**Exercise description:**
What lines of the data hold the string "left"? Pull each one out.

**Data in this exercise:**
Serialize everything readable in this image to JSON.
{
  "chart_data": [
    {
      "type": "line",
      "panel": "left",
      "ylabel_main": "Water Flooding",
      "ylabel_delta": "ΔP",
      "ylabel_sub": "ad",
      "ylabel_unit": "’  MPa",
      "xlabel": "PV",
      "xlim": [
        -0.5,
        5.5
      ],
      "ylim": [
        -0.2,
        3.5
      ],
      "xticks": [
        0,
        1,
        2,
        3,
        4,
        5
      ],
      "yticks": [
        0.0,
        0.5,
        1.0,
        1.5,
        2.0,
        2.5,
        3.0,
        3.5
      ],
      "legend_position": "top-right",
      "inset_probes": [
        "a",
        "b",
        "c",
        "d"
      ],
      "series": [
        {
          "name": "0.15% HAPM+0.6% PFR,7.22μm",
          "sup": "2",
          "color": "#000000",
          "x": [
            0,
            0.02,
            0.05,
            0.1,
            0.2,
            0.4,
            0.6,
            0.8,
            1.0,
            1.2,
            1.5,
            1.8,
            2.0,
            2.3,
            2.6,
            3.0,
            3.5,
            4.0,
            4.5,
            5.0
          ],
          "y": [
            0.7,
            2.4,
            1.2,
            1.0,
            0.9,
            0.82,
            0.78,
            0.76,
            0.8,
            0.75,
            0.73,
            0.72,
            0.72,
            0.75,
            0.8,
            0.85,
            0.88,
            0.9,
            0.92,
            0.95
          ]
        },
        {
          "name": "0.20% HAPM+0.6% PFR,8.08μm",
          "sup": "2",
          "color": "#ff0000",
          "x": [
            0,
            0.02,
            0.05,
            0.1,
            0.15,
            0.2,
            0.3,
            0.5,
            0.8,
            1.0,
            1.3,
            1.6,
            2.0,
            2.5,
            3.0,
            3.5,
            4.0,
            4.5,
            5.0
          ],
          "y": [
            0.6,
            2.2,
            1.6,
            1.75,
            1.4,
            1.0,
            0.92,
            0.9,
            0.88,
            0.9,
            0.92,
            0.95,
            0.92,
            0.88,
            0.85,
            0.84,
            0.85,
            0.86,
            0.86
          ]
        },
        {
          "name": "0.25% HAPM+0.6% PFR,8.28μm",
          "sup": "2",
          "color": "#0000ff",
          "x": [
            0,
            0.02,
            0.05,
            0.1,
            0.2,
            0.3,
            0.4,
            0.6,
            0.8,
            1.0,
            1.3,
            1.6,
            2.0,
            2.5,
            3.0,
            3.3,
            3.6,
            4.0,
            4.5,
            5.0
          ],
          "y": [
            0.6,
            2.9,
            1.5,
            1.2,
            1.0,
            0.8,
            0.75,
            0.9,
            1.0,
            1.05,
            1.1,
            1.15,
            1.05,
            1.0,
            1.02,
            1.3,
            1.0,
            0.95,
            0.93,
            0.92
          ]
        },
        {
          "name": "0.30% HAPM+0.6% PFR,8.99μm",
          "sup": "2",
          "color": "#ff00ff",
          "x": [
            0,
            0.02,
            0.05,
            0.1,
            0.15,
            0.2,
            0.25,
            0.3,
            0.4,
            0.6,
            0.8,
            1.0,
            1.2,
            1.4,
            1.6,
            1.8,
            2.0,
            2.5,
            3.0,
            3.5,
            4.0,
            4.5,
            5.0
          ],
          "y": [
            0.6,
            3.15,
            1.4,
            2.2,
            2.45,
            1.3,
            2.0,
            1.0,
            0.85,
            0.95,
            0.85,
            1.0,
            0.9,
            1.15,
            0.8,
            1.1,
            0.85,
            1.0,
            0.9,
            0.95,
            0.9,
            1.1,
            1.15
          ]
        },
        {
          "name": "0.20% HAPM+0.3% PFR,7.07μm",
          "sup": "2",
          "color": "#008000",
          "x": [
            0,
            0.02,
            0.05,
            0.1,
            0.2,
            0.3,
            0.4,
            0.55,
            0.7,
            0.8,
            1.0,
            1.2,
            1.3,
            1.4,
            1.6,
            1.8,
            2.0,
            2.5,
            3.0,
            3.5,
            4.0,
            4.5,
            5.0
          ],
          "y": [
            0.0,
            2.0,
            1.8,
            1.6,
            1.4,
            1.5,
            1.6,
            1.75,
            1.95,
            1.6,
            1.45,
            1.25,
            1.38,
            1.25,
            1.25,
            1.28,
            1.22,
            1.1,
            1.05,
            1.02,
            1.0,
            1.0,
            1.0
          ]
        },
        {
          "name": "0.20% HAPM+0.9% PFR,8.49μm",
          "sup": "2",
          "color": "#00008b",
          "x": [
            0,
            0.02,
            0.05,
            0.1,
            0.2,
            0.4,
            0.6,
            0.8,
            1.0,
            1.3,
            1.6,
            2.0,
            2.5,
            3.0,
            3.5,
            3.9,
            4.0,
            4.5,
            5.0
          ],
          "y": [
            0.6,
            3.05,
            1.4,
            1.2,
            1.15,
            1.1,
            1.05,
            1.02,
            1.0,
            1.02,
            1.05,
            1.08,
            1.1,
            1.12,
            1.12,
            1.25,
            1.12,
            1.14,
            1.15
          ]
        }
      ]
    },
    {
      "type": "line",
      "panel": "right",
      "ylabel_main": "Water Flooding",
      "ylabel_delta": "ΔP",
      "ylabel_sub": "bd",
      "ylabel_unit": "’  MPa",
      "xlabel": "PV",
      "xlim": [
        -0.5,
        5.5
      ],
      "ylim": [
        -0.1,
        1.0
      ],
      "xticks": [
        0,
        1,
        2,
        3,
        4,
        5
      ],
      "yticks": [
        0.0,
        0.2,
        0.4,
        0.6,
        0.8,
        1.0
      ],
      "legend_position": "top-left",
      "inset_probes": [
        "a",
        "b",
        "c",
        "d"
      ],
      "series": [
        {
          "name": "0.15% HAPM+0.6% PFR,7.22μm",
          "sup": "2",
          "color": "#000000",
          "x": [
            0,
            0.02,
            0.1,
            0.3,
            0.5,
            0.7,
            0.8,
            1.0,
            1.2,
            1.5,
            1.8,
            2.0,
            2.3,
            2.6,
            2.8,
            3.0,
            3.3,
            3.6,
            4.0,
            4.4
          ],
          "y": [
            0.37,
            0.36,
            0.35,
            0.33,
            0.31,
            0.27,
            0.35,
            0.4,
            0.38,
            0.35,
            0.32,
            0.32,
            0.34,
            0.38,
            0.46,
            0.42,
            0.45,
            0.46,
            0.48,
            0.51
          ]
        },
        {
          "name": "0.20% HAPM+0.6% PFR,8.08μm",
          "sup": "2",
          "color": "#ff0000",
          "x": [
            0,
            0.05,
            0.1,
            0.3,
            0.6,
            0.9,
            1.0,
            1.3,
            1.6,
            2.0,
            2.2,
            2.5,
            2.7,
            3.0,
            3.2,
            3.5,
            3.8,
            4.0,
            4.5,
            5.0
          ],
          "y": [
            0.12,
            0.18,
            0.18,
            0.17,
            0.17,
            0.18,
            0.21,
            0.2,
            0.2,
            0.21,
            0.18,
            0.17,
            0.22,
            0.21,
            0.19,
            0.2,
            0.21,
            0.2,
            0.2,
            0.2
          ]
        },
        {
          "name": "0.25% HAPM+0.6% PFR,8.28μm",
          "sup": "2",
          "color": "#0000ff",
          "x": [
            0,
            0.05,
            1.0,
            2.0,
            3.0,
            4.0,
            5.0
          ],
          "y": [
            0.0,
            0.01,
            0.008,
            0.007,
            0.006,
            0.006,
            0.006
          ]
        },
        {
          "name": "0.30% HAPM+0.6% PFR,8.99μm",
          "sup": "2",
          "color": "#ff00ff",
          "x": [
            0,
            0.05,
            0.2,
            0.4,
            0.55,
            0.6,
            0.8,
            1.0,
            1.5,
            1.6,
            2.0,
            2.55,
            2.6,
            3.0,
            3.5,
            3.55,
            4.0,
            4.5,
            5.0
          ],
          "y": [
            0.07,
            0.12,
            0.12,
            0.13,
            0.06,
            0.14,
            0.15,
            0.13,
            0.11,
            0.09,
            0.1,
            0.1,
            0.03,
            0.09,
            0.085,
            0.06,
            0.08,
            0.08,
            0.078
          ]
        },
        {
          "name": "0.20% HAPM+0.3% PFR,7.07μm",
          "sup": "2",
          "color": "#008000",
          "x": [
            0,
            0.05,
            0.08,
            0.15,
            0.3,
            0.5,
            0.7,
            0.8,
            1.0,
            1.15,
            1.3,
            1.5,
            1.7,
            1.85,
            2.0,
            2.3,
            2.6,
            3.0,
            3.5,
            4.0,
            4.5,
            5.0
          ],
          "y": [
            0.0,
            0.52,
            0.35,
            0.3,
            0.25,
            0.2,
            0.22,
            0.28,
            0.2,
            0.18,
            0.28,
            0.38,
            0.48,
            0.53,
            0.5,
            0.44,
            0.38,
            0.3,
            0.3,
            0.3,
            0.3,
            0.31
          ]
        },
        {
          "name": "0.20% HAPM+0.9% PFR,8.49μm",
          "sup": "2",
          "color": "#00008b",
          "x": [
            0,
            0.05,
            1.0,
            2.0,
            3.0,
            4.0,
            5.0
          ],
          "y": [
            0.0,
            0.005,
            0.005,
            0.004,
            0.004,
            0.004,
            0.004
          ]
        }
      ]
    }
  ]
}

**Answer to the exercise:**
      "panel": "left",
      "legend_position": "top-left",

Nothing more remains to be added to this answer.